**Stored records**
-- Start --

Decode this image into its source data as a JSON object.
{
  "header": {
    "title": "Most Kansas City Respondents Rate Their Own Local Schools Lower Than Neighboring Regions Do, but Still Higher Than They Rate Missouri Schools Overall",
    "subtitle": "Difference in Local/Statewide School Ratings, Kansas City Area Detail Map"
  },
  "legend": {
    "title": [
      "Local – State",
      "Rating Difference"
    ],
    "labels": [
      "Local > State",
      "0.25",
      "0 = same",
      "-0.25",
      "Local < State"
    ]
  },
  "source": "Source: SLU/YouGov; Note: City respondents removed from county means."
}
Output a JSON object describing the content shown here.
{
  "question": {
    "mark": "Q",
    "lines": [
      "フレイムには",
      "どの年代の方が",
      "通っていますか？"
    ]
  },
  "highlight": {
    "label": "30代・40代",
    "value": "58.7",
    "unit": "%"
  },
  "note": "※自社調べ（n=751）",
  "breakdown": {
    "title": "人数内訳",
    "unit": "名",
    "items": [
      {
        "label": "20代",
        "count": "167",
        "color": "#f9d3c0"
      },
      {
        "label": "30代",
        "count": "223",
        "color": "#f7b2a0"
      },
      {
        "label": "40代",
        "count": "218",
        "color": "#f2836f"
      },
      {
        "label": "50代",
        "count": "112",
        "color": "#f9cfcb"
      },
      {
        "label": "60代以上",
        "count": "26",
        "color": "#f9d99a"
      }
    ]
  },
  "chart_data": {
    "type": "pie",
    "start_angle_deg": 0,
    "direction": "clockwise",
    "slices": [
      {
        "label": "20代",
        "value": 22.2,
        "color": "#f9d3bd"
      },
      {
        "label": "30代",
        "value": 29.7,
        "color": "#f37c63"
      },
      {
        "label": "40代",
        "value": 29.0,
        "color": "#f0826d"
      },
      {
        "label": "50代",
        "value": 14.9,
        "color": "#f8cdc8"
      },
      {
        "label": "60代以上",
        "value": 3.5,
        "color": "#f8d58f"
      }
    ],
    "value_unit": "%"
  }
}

-- End --

Produce an exact copy of every entry above.

**Worked solution**
Decode this image into its source data as a JSON object.
{
  "header": {
    "title": "Most Kansas City Respondents Rate Their Own Local Schools Lower Than Neighboring Regions Do, but Still Higher Than They Rate Missouri Schools Overall",
    "subtitle": "Difference in Local/Statewide School Ratings, Kansas City Area Detail Map"
  },
  "legend": {
    "title": [
      "Local – State",
      "Rating Difference"
    ],
    "labels": [
      "Local > State",
      "0.25",
      "0 = same",
      "-0.25",
      "Local < State"
    ]
  },
  "source": "Source: SLU/YouGov; Note: City respondents removed from county means."
}
Output a JSON object describing the content shown here.
{
  "question": {
    "mark": "Q",
    "lines": [
      "フレイムには",
      "どの年代の方が",
      "通っていますか？"
    ]
  },
  "highlight": {
    "label": "30代・40代",
    "value": "58.7",
    "unit": "%"
  },
  "note": "※自社調べ（n=751）",
  "breakdown": {
    "title": "人数内訳",
    "unit": "名",
    "items": [
      {
        "label": "20代",
        "count": "167",
        "color": "#f9d3c0"
      },
      {
        "label": "30代",
        "count": "223",
        "color": "#f7b2a0"
      },
      {
        "label": "40代",
        "count": "218",
        "color": "#f2836f"
      },
      {
        "label": "50代",
        "count": "112",
        "color": "#f9cfcb"
      },
      {
        "label": "60代以上",
        "count": "26",
        "color": "#f9d99a"
      }
    ]
  },
  "chart_data": {
    "type": "pie",
    "start_angle_deg": 0,
    "direction": "clockwise",
    "slices": [
      {
        "label": "20代",
        "value": 22.2,
        "color": "#f9d3bd"
      },
      {
        "label": "30代",
        "value": 29.7,
        "color": "#f37c63"
      },
      {
        "label": "40代",
        "value": 29.0,
        "color": "#f0826d"
      },
      {
        "label": "50代",
        "value": 14.9,
        "color": "#f8cdc8"
      },
      {
        "label": "60代以上",
        "value": 3.5,
        "color": "#f8d58f"
      }
    ],
    "value_unit": "%"
  }
}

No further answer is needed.